WHAT TO WORK ON
Copy out the whole listing exactly as written, leaving the pictures behind.

Recorded data:
--- --- ---
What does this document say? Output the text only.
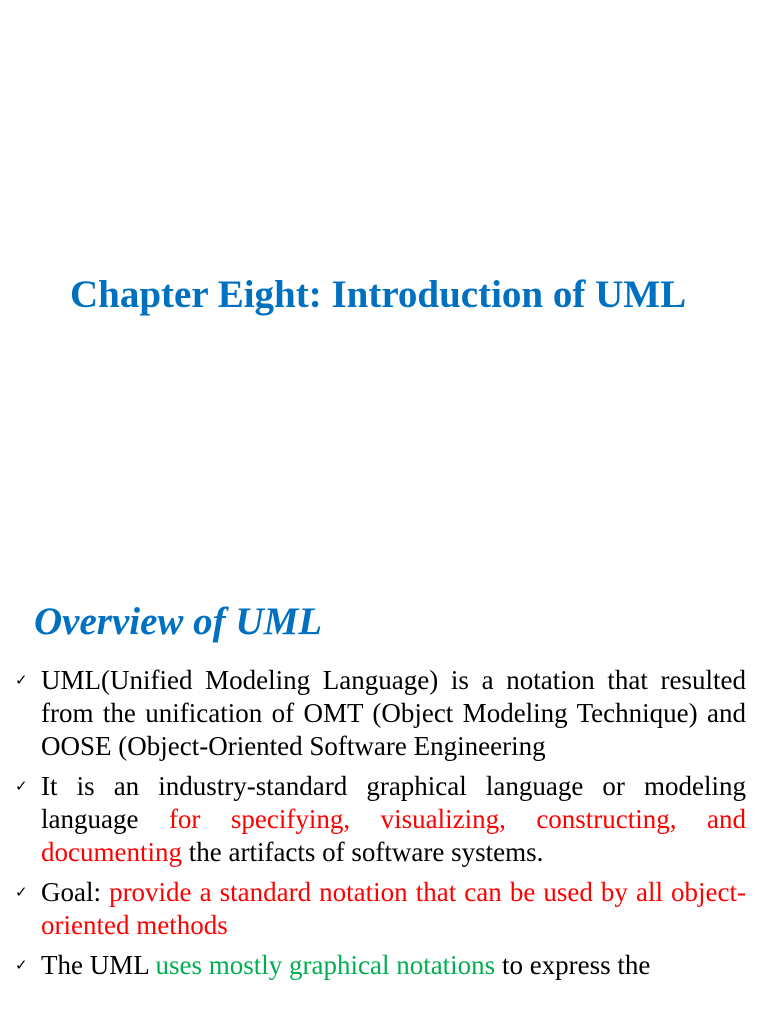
Chapter Eight: Introduction of UML
Overview of UML
✓ UML(Unified Modeling Language) is a notation that resulted from the unification of OMT (Object Modeling Technique) and OOSE (Object-Oriented Software Engineering
✓ It is an industry-standard graphical language or modeling language for specifying, visualizing, constructing, and documenting the artifacts of software systems.
✓ Goal: provide a standard notation that can be used by all object-oriented methods
✓ The UML uses mostly graphical notations to express the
--- --- ---
COMPLETE RESPONSE
What does this document say? Output the text only.
Chapter Eight: Introduction of UML
Overview of UML
✓ UML(Unified Modeling Language) is a notation that resulted from the unification of OMT (Object Modeling Technique) and OOSE (Object-Oriented Software Engineering
✓ It is an industry-standard graphical language or modeling language for specifying, visualizing, constructing, and documenting the artifacts of software systems.
✓ Goal: provide a standard notation that can be used by all object-oriented methods
✓ The UML uses mostly graphical notations to express the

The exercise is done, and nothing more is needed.